>>>>>

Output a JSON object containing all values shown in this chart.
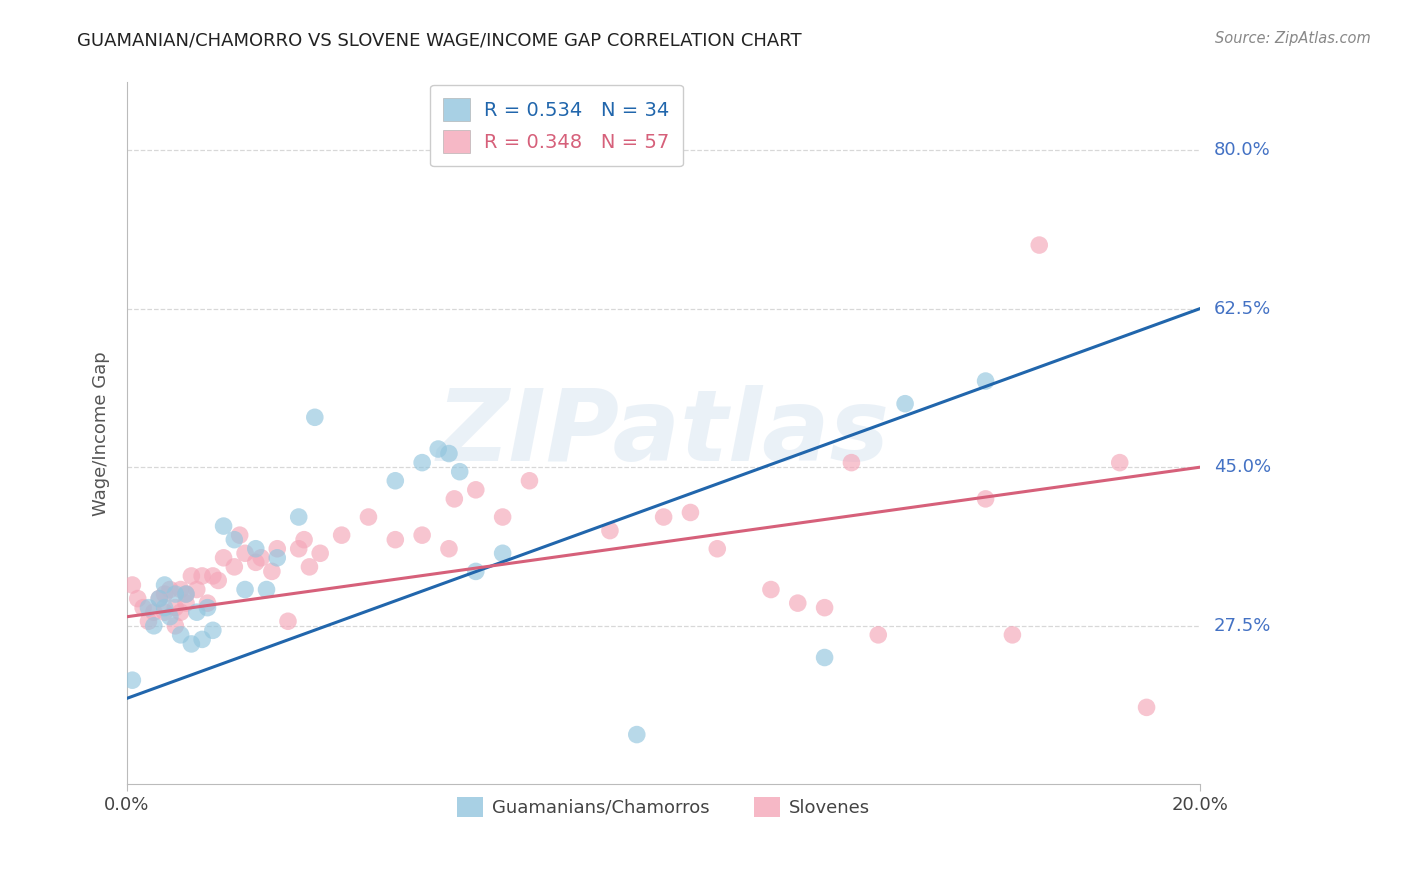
{
  "title": "GUAMANIAN/CHAMORRO VS SLOVENE WAGE/INCOME GAP CORRELATION CHART",
  "source": "Source: ZipAtlas.com",
  "ylabel": "Wage/Income Gap",
  "ytick_labels": [
    "80.0%",
    "62.5%",
    "45.0%",
    "27.5%"
  ],
  "ytick_values": [
    0.8,
    0.625,
    0.45,
    0.275
  ],
  "xmin": 0.0,
  "xmax": 0.2,
  "ymin": 0.1,
  "ymax": 0.875,
  "blue_color": "#92c5de",
  "pink_color": "#f4a6b8",
  "blue_line_color": "#2166ac",
  "pink_line_color": "#d6607a",
  "legend_blue_R": "0.534",
  "legend_blue_N": "34",
  "legend_pink_R": "0.348",
  "legend_pink_N": "57",
  "legend_label_blue": "Guamanians/Chamorros",
  "legend_label_pink": "Slovenes",
  "blue_line_x0": 0.0,
  "blue_line_y0": 0.195,
  "blue_line_x1": 0.2,
  "blue_line_y1": 0.625,
  "pink_line_x0": 0.0,
  "pink_line_y0": 0.285,
  "pink_line_x1": 0.2,
  "pink_line_y1": 0.45,
  "blue_x": [
    0.001,
    0.004,
    0.005,
    0.006,
    0.007,
    0.007,
    0.008,
    0.009,
    0.01,
    0.011,
    0.012,
    0.013,
    0.014,
    0.015,
    0.016,
    0.018,
    0.02,
    0.022,
    0.024,
    0.026,
    0.028,
    0.032,
    0.035,
    0.05,
    0.055,
    0.058,
    0.06,
    0.062,
    0.065,
    0.07,
    0.095,
    0.13,
    0.145,
    0.16
  ],
  "blue_y": [
    0.215,
    0.295,
    0.275,
    0.305,
    0.32,
    0.295,
    0.285,
    0.31,
    0.265,
    0.31,
    0.255,
    0.29,
    0.26,
    0.295,
    0.27,
    0.385,
    0.37,
    0.315,
    0.36,
    0.315,
    0.35,
    0.395,
    0.505,
    0.435,
    0.455,
    0.47,
    0.465,
    0.445,
    0.335,
    0.355,
    0.155,
    0.24,
    0.52,
    0.545
  ],
  "pink_x": [
    0.001,
    0.002,
    0.003,
    0.004,
    0.005,
    0.006,
    0.007,
    0.007,
    0.008,
    0.009,
    0.009,
    0.01,
    0.01,
    0.011,
    0.011,
    0.012,
    0.013,
    0.014,
    0.015,
    0.016,
    0.017,
    0.018,
    0.02,
    0.021,
    0.022,
    0.024,
    0.025,
    0.027,
    0.028,
    0.03,
    0.032,
    0.033,
    0.034,
    0.036,
    0.04,
    0.045,
    0.05,
    0.055,
    0.06,
    0.061,
    0.065,
    0.07,
    0.075,
    0.09,
    0.1,
    0.105,
    0.11,
    0.12,
    0.125,
    0.13,
    0.135,
    0.14,
    0.16,
    0.165,
    0.17,
    0.185,
    0.19
  ],
  "pink_y": [
    0.32,
    0.305,
    0.295,
    0.28,
    0.29,
    0.305,
    0.29,
    0.31,
    0.315,
    0.275,
    0.295,
    0.315,
    0.29,
    0.31,
    0.3,
    0.33,
    0.315,
    0.33,
    0.3,
    0.33,
    0.325,
    0.35,
    0.34,
    0.375,
    0.355,
    0.345,
    0.35,
    0.335,
    0.36,
    0.28,
    0.36,
    0.37,
    0.34,
    0.355,
    0.375,
    0.395,
    0.37,
    0.375,
    0.36,
    0.415,
    0.425,
    0.395,
    0.435,
    0.38,
    0.395,
    0.4,
    0.36,
    0.315,
    0.3,
    0.295,
    0.455,
    0.265,
    0.415,
    0.265,
    0.695,
    0.455,
    0.185
  ],
  "watermark_text": "ZIPatlas",
  "background_color": "#ffffff",
  "grid_color": "#d8d8d8"
}
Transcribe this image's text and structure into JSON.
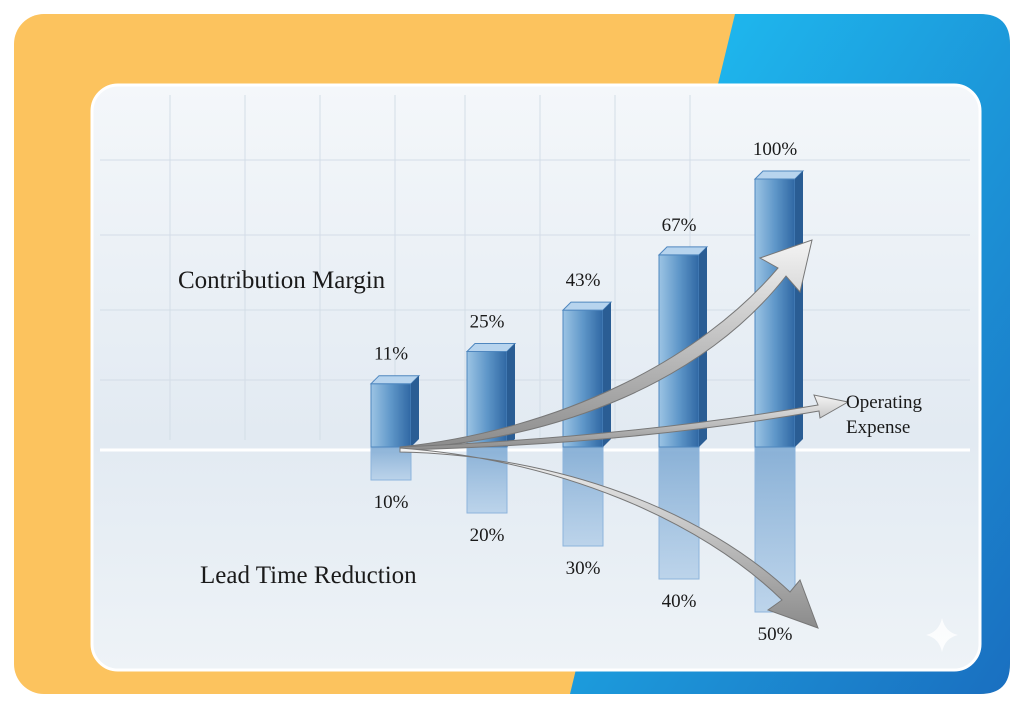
{
  "chart_data": {
    "type": "bar",
    "annotation": "Operating Expense",
    "series": [
      {
        "name": "Contribution Margin",
        "color": "#4f87bf",
        "values": [
          11,
          25,
          43,
          67,
          100
        ],
        "value_labels": [
          "11%",
          "25%",
          "43%",
          "67%",
          "100%"
        ]
      },
      {
        "name": "Lead Time Reduction",
        "color": "#8db4dc",
        "values": [
          10,
          20,
          30,
          40,
          50
        ],
        "value_labels": [
          "10%",
          "20%",
          "30%",
          "40%",
          "50%"
        ]
      }
    ]
  }
}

<<<<<

Task brief:
From the entries above, return each line with the word "name" in it.

Written response:
        "name": "Contribution Margin",
        "name": "Lead Time Reduction",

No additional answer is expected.